— Start Available records —

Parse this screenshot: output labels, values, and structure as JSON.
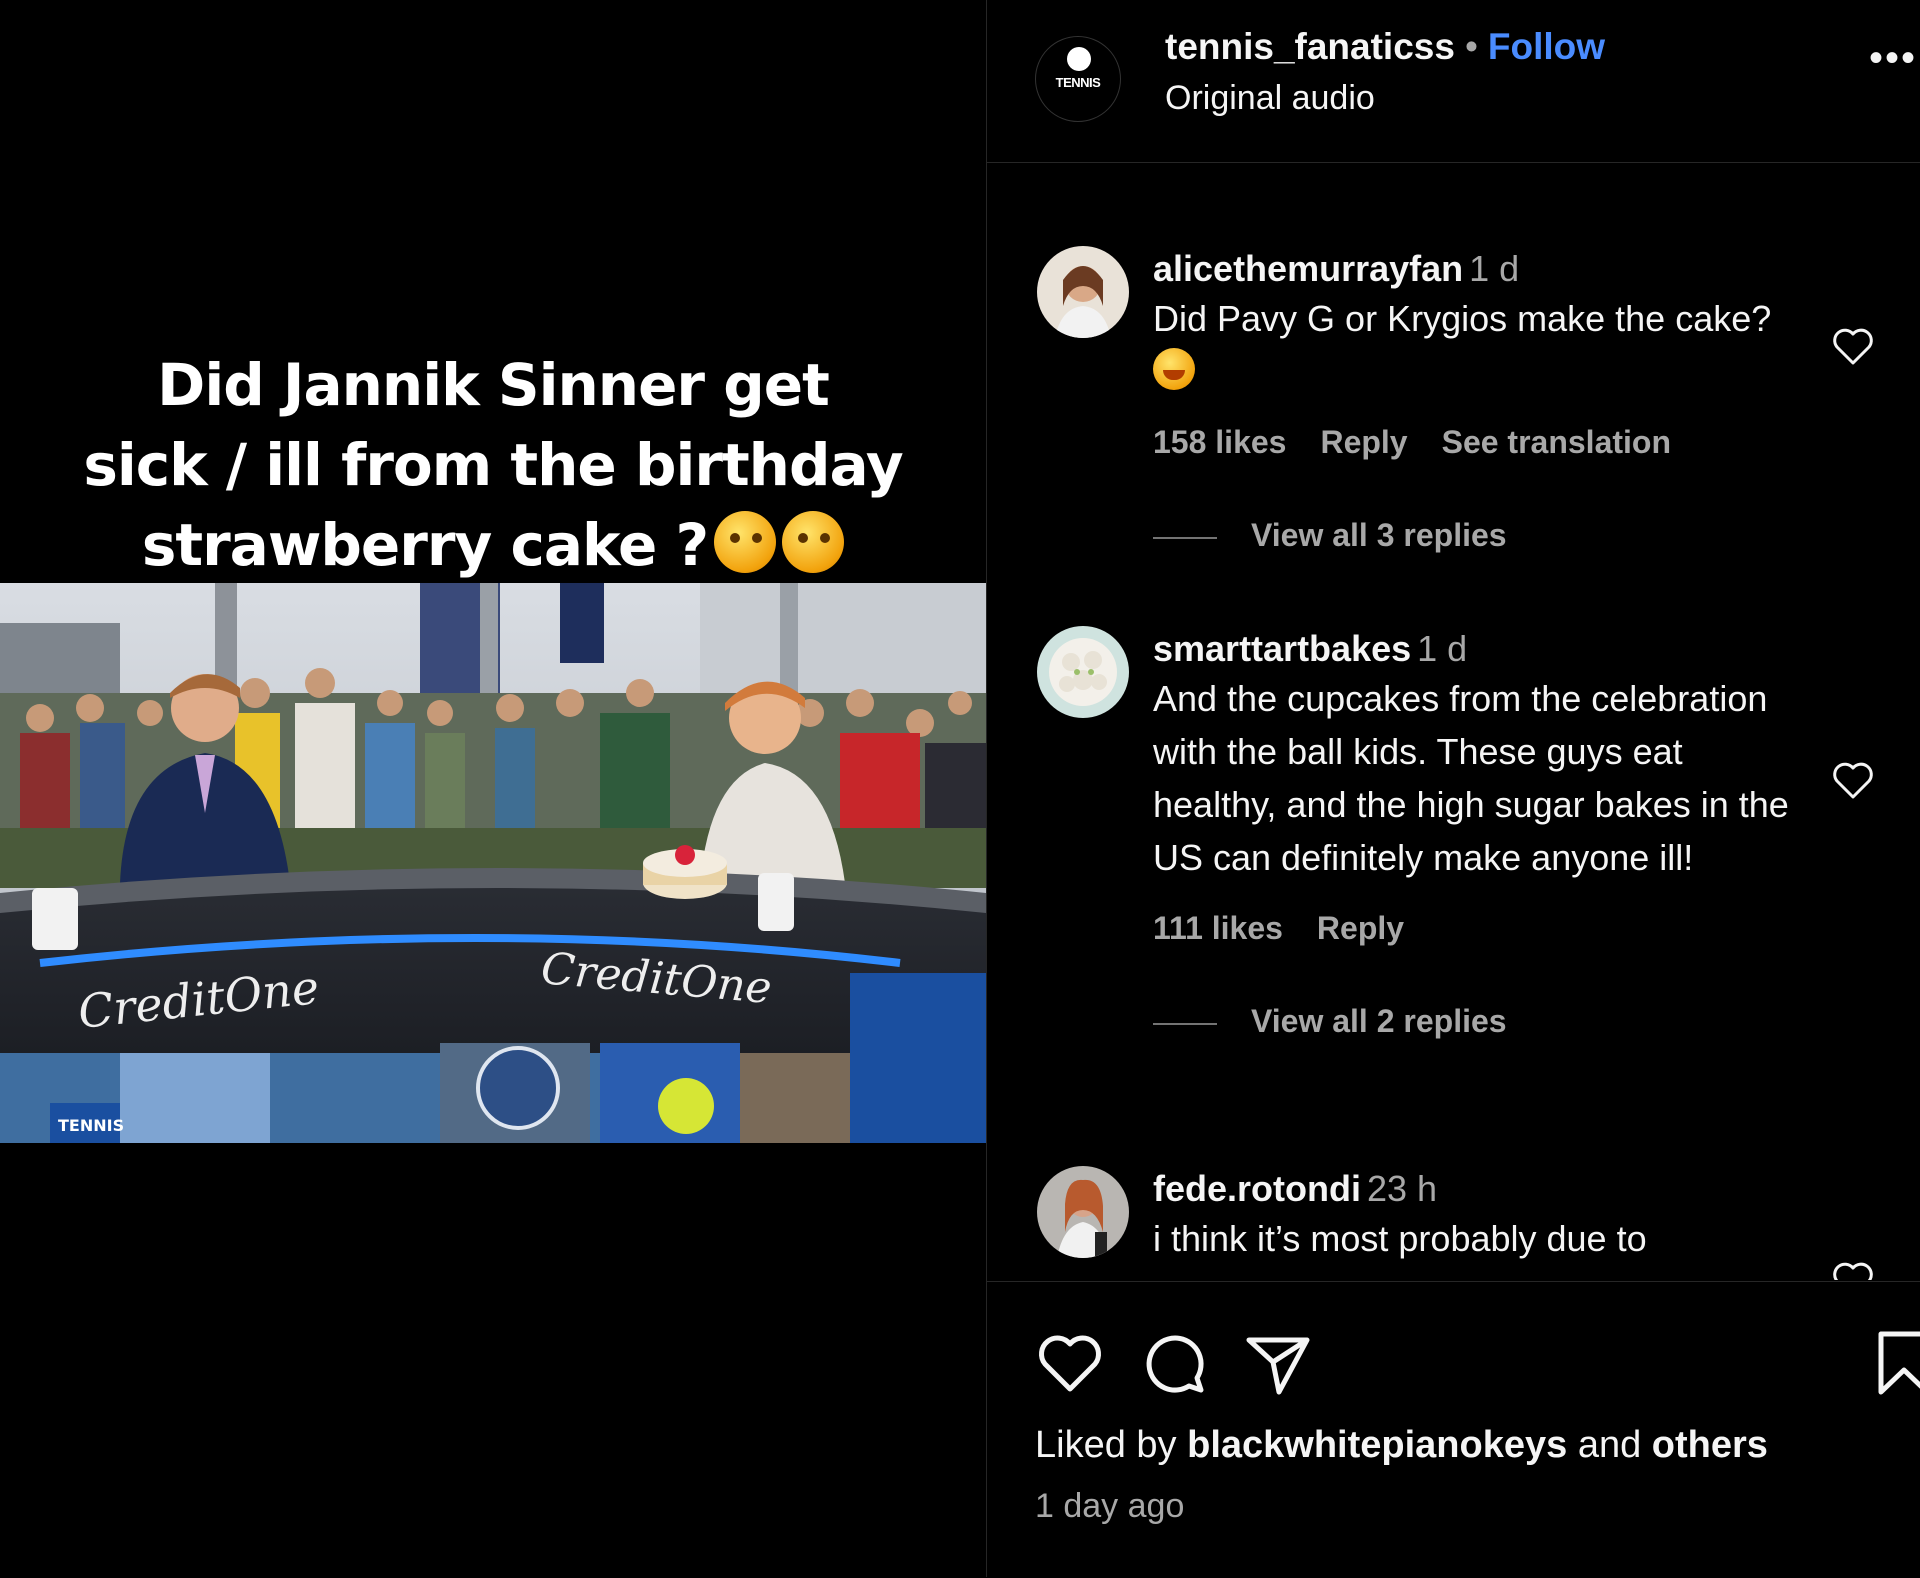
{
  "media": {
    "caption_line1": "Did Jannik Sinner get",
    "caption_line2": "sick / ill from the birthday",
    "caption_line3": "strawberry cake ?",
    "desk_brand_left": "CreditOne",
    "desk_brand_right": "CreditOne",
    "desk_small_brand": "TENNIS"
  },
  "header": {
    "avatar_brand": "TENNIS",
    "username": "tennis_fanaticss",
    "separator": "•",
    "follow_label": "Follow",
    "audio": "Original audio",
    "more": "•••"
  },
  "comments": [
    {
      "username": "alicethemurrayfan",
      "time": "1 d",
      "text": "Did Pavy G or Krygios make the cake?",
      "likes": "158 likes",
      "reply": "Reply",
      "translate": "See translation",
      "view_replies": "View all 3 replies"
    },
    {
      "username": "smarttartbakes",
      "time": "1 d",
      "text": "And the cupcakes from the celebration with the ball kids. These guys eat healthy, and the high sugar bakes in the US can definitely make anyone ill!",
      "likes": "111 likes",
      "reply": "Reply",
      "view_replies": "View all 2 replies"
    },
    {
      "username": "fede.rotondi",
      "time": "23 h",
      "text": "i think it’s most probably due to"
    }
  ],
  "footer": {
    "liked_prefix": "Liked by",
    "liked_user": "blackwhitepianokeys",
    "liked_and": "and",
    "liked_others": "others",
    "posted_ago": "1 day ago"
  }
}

— End Available records —

— Problem to solve —
Leave images out of the retyped records; keep all else exact.

— Written answer —
Parse this screenshot: output labels, values, and structure as JSON.
{
  "media": {
    "caption_line1": "Did Jannik Sinner get",
    "caption_line2": "sick / ill from the birthday",
    "caption_line3": "strawberry cake ?",
    "desk_brand_left": "CreditOne",
    "desk_brand_right": "CreditOne",
    "desk_small_brand": "TENNIS"
  },
  "header": {
    "avatar_brand": "TENNIS",
    "username": "tennis_fanaticss",
    "separator": "•",
    "follow_label": "Follow",
    "audio": "Original audio",
    "more": "•••"
  },
  "comments": [
    {
      "username": "alicethemurrayfan",
      "time": "1 d",
      "text": "Did Pavy G or Krygios make the cake?",
      "likes": "158 likes",
      "reply": "Reply",
      "translate": "See translation",
      "view_replies": "View all 3 replies"
    },
    {
      "username": "smarttartbakes",
      "time": "1 d",
      "text": "And the cupcakes from the celebration with the ball kids. These guys eat healthy, and the high sugar bakes in the US can definitely make anyone ill!",
      "likes": "111 likes",
      "reply": "Reply",
      "view_replies": "View all 2 replies"
    },
    {
      "username": "fede.rotondi",
      "time": "23 h",
      "text": "i think it’s most probably due to"
    }
  ],
  "footer": {
    "liked_prefix": "Liked by",
    "liked_user": "blackwhitepianokeys",
    "liked_and": "and",
    "liked_others": "others",
    "posted_ago": "1 day ago"
  }
}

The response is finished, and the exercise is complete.